— BEGIN INFORMATION SHOWN —
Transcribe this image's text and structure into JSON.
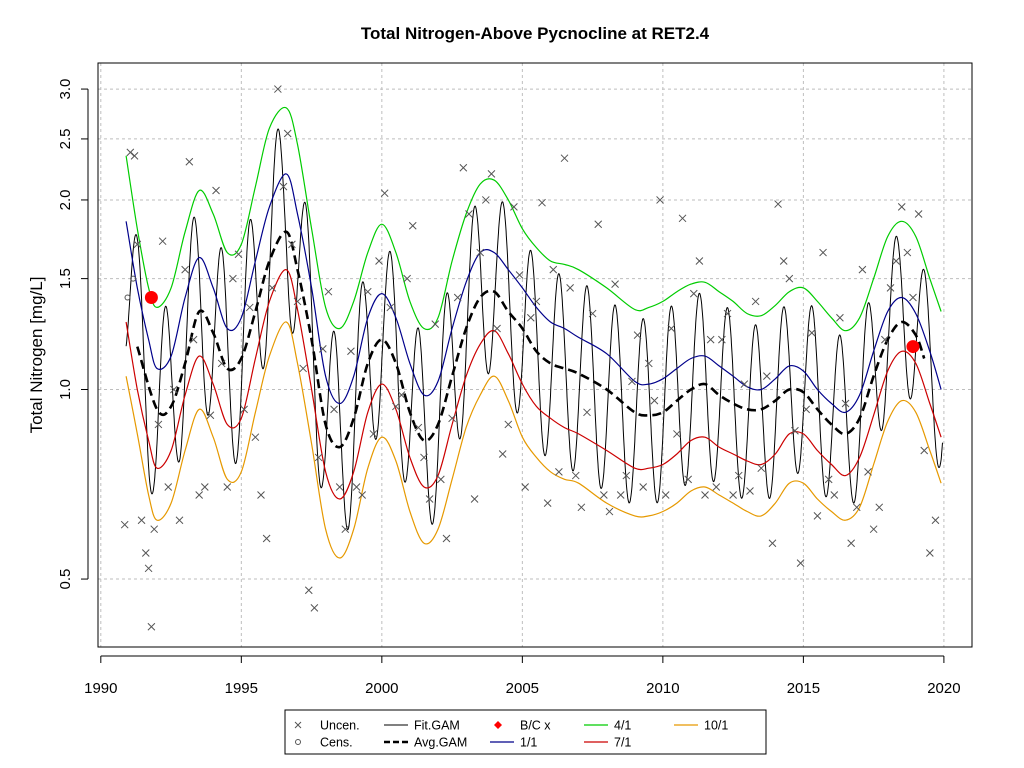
{
  "chart_data": {
    "type": "line",
    "title": "Total Nitrogen-Above Pycnocline at RET2.4",
    "xlabel": "",
    "ylabel": "Total Nitrogen [mg/L]",
    "y_scale": "log",
    "xlim": [
      1989.9,
      2021.0
    ],
    "ylim": [
      0.39,
      3.3
    ],
    "x_ticks": [
      1990,
      1995,
      2000,
      2005,
      2010,
      2015,
      2020
    ],
    "y_ticks": [
      0.5,
      1.0,
      1.5,
      2.0,
      2.5,
      3.0
    ],
    "y_tick_labels": [
      "0.5",
      "1.0",
      "1.5",
      "2.0",
      "2.5",
      "3.0"
    ],
    "grid": true,
    "legend_position": "bottom",
    "legend": [
      "Uncen.",
      "Cens.",
      "Fit.GAM",
      "Avg.GAM",
      "B/C x",
      "1/1",
      "4/1",
      "7/1",
      "10/1"
    ],
    "colors": {
      "uncen": "#555555",
      "fit": "#000000",
      "avg": "#000000",
      "bc": "#ff0000",
      "q11": "#00008b",
      "q41": "#00cc00",
      "q71": "#cc0000",
      "q101": "#e69900",
      "grid": "#bebebe"
    },
    "avg_gam": {
      "x": [
        1991.3,
        1992.0,
        1992.5,
        1993.0,
        1993.5,
        1994.0,
        1994.5,
        1995.0,
        1995.5,
        1996.0,
        1996.6,
        1997.0,
        1997.5,
        1998.0,
        1998.5,
        1999.0,
        1999.5,
        2000.0,
        2000.5,
        2001.0,
        2001.5,
        2002.0,
        2002.5,
        2003.0,
        2003.5,
        2004.0,
        2004.5,
        2005.0,
        2005.5,
        2006.0,
        2006.5,
        2007.0,
        2008.0,
        2009.0,
        2009.5,
        2010.0,
        2010.5,
        2011.0,
        2011.5,
        2012.0,
        2012.5,
        2013.0,
        2013.5,
        2014.0,
        2014.5,
        2015.0,
        2015.5,
        2016.0,
        2016.5,
        2017.0,
        2017.5,
        2018.0,
        2018.5,
        2019.0,
        2019.3
      ],
      "y": [
        1.17,
        0.93,
        0.94,
        1.1,
        1.33,
        1.23,
        1.08,
        1.12,
        1.33,
        1.6,
        1.78,
        1.55,
        1.2,
        0.88,
        0.81,
        0.9,
        1.1,
        1.2,
        1.1,
        0.92,
        0.83,
        0.88,
        1.05,
        1.25,
        1.4,
        1.43,
        1.33,
        1.25,
        1.15,
        1.1,
        1.08,
        1.06,
        1.0,
        0.92,
        0.91,
        0.92,
        0.96,
        1.0,
        1.02,
        0.98,
        0.95,
        0.93,
        0.93,
        0.96,
        1.0,
        0.99,
        0.93,
        0.88,
        0.85,
        0.9,
        1.05,
        1.2,
        1.28,
        1.22,
        1.12
      ]
    },
    "quantile_1_1": {
      "x": [
        1990.9,
        1991.3,
        1991.7,
        1992.0,
        1992.5,
        1993.0,
        1993.5,
        1994.0,
        1994.5,
        1995.0,
        1995.5,
        1996.0,
        1996.6,
        1997.0,
        1997.5,
        1998.0,
        1998.5,
        1999.0,
        1999.5,
        2000.0,
        2000.5,
        2001.0,
        2001.5,
        2002.0,
        2002.5,
        2003.0,
        2003.5,
        2004.0,
        2004.5,
        2005.0,
        2005.5,
        2006.0,
        2006.5,
        2007.0,
        2008.0,
        2009.0,
        2009.5,
        2010.0,
        2010.5,
        2011.0,
        2011.5,
        2012.0,
        2012.5,
        2013.0,
        2013.5,
        2014.0,
        2014.5,
        2015.0,
        2015.5,
        2016.0,
        2016.5,
        2017.0,
        2017.5,
        2018.0,
        2018.5,
        2019.0,
        2019.5,
        2019.9
      ],
      "y": [
        1.85,
        1.45,
        1.2,
        1.08,
        1.13,
        1.4,
        1.62,
        1.45,
        1.25,
        1.3,
        1.6,
        1.95,
        2.2,
        1.9,
        1.45,
        1.05,
        0.95,
        1.05,
        1.3,
        1.42,
        1.3,
        1.1,
        0.98,
        1.03,
        1.25,
        1.48,
        1.65,
        1.65,
        1.55,
        1.45,
        1.35,
        1.28,
        1.25,
        1.21,
        1.14,
        1.03,
        1.02,
        1.04,
        1.08,
        1.12,
        1.13,
        1.09,
        1.05,
        1.01,
        1.0,
        1.04,
        1.09,
        1.07,
        1.0,
        0.95,
        0.92,
        0.98,
        1.15,
        1.33,
        1.4,
        1.32,
        1.15,
        1.0
      ]
    },
    "quantile_4_1": {
      "x": [
        1990.9,
        1991.3,
        1991.7,
        1992.0,
        1992.5,
        1993.0,
        1993.5,
        1994.0,
        1994.5,
        1995.0,
        1995.5,
        1996.0,
        1996.6,
        1997.0,
        1997.5,
        1998.0,
        1998.5,
        1999.0,
        1999.5,
        2000.0,
        2000.5,
        2001.0,
        2001.5,
        2002.0,
        2002.5,
        2003.0,
        2003.5,
        2004.0,
        2004.5,
        2005.0,
        2005.5,
        2006.0,
        2006.5,
        2007.0,
        2008.0,
        2009.0,
        2009.5,
        2010.0,
        2010.5,
        2011.0,
        2011.5,
        2012.0,
        2012.5,
        2013.0,
        2013.5,
        2014.0,
        2014.5,
        2015.0,
        2015.5,
        2016.0,
        2016.5,
        2017.0,
        2017.5,
        2018.0,
        2018.5,
        2019.0,
        2019.5,
        2019.9
      ],
      "y": [
        2.35,
        1.8,
        1.45,
        1.35,
        1.45,
        1.78,
        2.07,
        1.9,
        1.65,
        1.7,
        2.1,
        2.6,
        2.8,
        2.45,
        1.8,
        1.35,
        1.25,
        1.38,
        1.65,
        1.83,
        1.65,
        1.38,
        1.25,
        1.3,
        1.6,
        1.9,
        2.12,
        2.15,
        2.0,
        1.8,
        1.68,
        1.6,
        1.58,
        1.55,
        1.45,
        1.34,
        1.35,
        1.38,
        1.43,
        1.47,
        1.48,
        1.43,
        1.38,
        1.32,
        1.31,
        1.36,
        1.43,
        1.45,
        1.38,
        1.3,
        1.24,
        1.3,
        1.5,
        1.75,
        1.85,
        1.75,
        1.5,
        1.33
      ]
    },
    "quantile_7_1": {
      "x": [
        1990.9,
        1991.3,
        1991.7,
        1992.0,
        1992.5,
        1993.0,
        1993.5,
        1994.0,
        1994.5,
        1995.0,
        1995.5,
        1996.0,
        1996.6,
        1997.0,
        1997.5,
        1998.0,
        1998.5,
        1999.0,
        1999.5,
        2000.0,
        2000.5,
        2001.0,
        2001.5,
        2002.0,
        2002.5,
        2003.0,
        2003.5,
        2004.0,
        2004.5,
        2005.0,
        2005.5,
        2006.0,
        2006.5,
        2007.0,
        2008.0,
        2009.0,
        2009.5,
        2010.0,
        2010.5,
        2011.0,
        2011.5,
        2012.0,
        2012.5,
        2013.0,
        2013.5,
        2014.0,
        2014.5,
        2015.0,
        2015.5,
        2016.0,
        2016.5,
        2017.0,
        2017.5,
        2018.0,
        2018.5,
        2019.0,
        2019.5,
        2019.9
      ],
      "y": [
        1.28,
        1.0,
        0.83,
        0.75,
        0.8,
        0.98,
        1.13,
        1.02,
        0.88,
        0.9,
        1.12,
        1.38,
        1.55,
        1.34,
        1.0,
        0.74,
        0.67,
        0.74,
        0.92,
        1.02,
        0.93,
        0.78,
        0.7,
        0.73,
        0.88,
        1.05,
        1.18,
        1.24,
        1.14,
        1.02,
        0.94,
        0.9,
        0.87,
        0.85,
        0.8,
        0.75,
        0.75,
        0.76,
        0.79,
        0.83,
        0.84,
        0.81,
        0.79,
        0.77,
        0.76,
        0.79,
        0.85,
        0.85,
        0.8,
        0.76,
        0.73,
        0.78,
        0.91,
        1.07,
        1.15,
        1.1,
        0.95,
        0.84
      ]
    },
    "quantile_10_1": {
      "x": [
        1990.9,
        1991.3,
        1991.7,
        1992.0,
        1992.5,
        1993.0,
        1993.5,
        1994.0,
        1994.5,
        1995.0,
        1995.5,
        1996.0,
        1996.6,
        1997.0,
        1997.5,
        1998.0,
        1998.5,
        1999.0,
        1999.5,
        2000.0,
        2000.5,
        2001.0,
        2001.5,
        2002.0,
        2002.5,
        2003.0,
        2003.5,
        2004.0,
        2004.5,
        2005.0,
        2005.5,
        2006.0,
        2006.5,
        2007.0,
        2008.0,
        2009.0,
        2009.5,
        2010.0,
        2010.5,
        2011.0,
        2011.5,
        2012.0,
        2012.5,
        2013.0,
        2013.5,
        2014.0,
        2014.5,
        2015.0,
        2015.5,
        2016.0,
        2016.5,
        2017.0,
        2017.5,
        2018.0,
        2018.5,
        2019.0,
        2019.5,
        2019.9
      ],
      "y": [
        1.05,
        0.85,
        0.68,
        0.62,
        0.66,
        0.8,
        0.93,
        0.84,
        0.72,
        0.74,
        0.92,
        1.13,
        1.28,
        1.1,
        0.82,
        0.6,
        0.54,
        0.6,
        0.75,
        0.84,
        0.77,
        0.64,
        0.57,
        0.6,
        0.72,
        0.87,
        0.98,
        1.05,
        0.96,
        0.84,
        0.78,
        0.74,
        0.72,
        0.71,
        0.66,
        0.63,
        0.63,
        0.64,
        0.66,
        0.69,
        0.7,
        0.68,
        0.66,
        0.64,
        0.63,
        0.66,
        0.71,
        0.71,
        0.67,
        0.64,
        0.62,
        0.65,
        0.76,
        0.89,
        0.96,
        0.92,
        0.8,
        0.71
      ]
    },
    "bc_points": {
      "x": [
        1991.8,
        2018.9
      ],
      "y": [
        1.4,
        1.17
      ]
    },
    "uncensored_points": {
      "x": [
        1990.85,
        1991.05,
        1991.2,
        1991.3,
        1991.45,
        1991.6,
        1991.7,
        1991.8,
        1991.9,
        1992.05,
        1992.2,
        1992.4,
        1992.6,
        1992.8,
        1993.0,
        1993.15,
        1993.3,
        1993.5,
        1993.7,
        1993.9,
        1994.1,
        1994.3,
        1994.5,
        1994.7,
        1994.9,
        1995.1,
        1995.3,
        1995.5,
        1995.7,
        1995.9,
        1996.1,
        1996.3,
        1996.5,
        1996.65,
        1996.8,
        1997.0,
        1997.2,
        1997.4,
        1997.6,
        1997.75,
        1997.9,
        1998.1,
        1998.3,
        1998.5,
        1998.7,
        1998.9,
        1999.1,
        1999.3,
        1999.5,
        1999.7,
        1999.9,
        2000.1,
        2000.3,
        2000.5,
        2000.7,
        2000.9,
        2001.1,
        2001.3,
        2001.5,
        2001.7,
        2001.9,
        2002.1,
        2002.3,
        2002.5,
        2002.7,
        2002.9,
        2003.1,
        2003.3,
        2003.5,
        2003.7,
        2003.9,
        2004.1,
        2004.3,
        2004.5,
        2004.7,
        2004.9,
        2005.1,
        2005.3,
        2005.5,
        2005.7,
        2005.9,
        2006.1,
        2006.3,
        2006.5,
        2006.7,
        2006.9,
        2007.1,
        2007.3,
        2007.5,
        2007.7,
        2007.9,
        2008.1,
        2008.3,
        2008.5,
        2008.7,
        2008.9,
        2009.1,
        2009.3,
        2009.5,
        2009.7,
        2009.9,
        2010.1,
        2010.3,
        2010.5,
        2010.7,
        2010.9,
        2011.1,
        2011.3,
        2011.5,
        2011.7,
        2011.9,
        2012.1,
        2012.3,
        2012.5,
        2012.7,
        2012.9,
        2013.1,
        2013.3,
        2013.5,
        2013.7,
        2013.9,
        2014.1,
        2014.3,
        2014.5,
        2014.7,
        2014.9,
        2015.1,
        2015.3,
        2015.5,
        2015.7,
        2015.9,
        2016.1,
        2016.3,
        2016.5,
        2016.7,
        2016.9,
        2017.1,
        2017.3,
        2017.5,
        2017.7,
        2017.9,
        2018.1,
        2018.3,
        2018.5,
        2018.7,
        2018.9,
        2019.1,
        2019.3,
        2019.5,
        2019.7
      ],
      "y": [
        0.61,
        2.38,
        2.35,
        1.7,
        0.62,
        0.55,
        0.52,
        0.42,
        0.6,
        0.88,
        1.72,
        0.7,
        1.0,
        0.62,
        1.55,
        2.3,
        1.2,
        0.68,
        0.7,
        0.91,
        2.07,
        1.1,
        0.7,
        1.5,
        1.64,
        0.93,
        1.35,
        0.84,
        0.68,
        0.58,
        1.45,
        3.0,
        2.1,
        2.55,
        1.7,
        1.38,
        1.08,
        0.48,
        0.45,
        0.78,
        1.16,
        1.43,
        0.93,
        0.7,
        0.6,
        1.15,
        0.7,
        0.68,
        1.43,
        0.85,
        1.6,
        2.05,
        1.35,
        0.94,
        0.98,
        1.5,
        1.82,
        0.87,
        0.78,
        0.67,
        1.27,
        0.72,
        0.58,
        0.9,
        1.4,
        2.25,
        1.9,
        0.67,
        1.65,
        2.0,
        2.2,
        1.25,
        0.79,
        0.88,
        1.95,
        1.52,
        0.7,
        1.3,
        1.38,
        1.98,
        0.66,
        1.55,
        0.74,
        2.33,
        1.45,
        0.73,
        0.65,
        0.92,
        1.32,
        1.83,
        0.68,
        0.64,
        1.47,
        0.68,
        0.73,
        1.03,
        1.22,
        0.7,
        1.1,
        0.96,
        2.0,
        0.68,
        1.25,
        0.85,
        1.87,
        0.72,
        1.42,
        1.6,
        0.68,
        1.2,
        0.7,
        1.2,
        1.32,
        0.68,
        0.73,
        1.02,
        0.69,
        1.38,
        0.75,
        1.05,
        0.57,
        1.97,
        1.6,
        1.5,
        0.86,
        0.53,
        0.93,
        1.23,
        0.63,
        1.65,
        0.72,
        0.68,
        1.3,
        0.95,
        0.57,
        0.65,
        1.55,
        0.74,
        0.6,
        0.65,
        1.2,
        1.45,
        1.6,
        1.95,
        1.65,
        1.4,
        1.9,
        0.8,
        0.55,
        0.62
      ]
    },
    "censored_points": {
      "x": [
        1990.95,
        1991.15
      ],
      "y": [
        1.4,
        1.5
      ]
    }
  }
}
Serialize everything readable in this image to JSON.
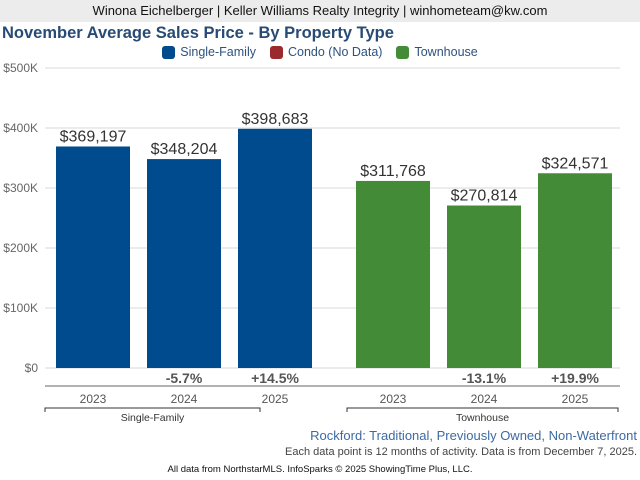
— END INFORMATION SHOWN —
» **PROBLEM TO WORK ON**:
How many lines in the records above hold the word "this"? Give only the number.

» **WORKED SOLUTION**:
2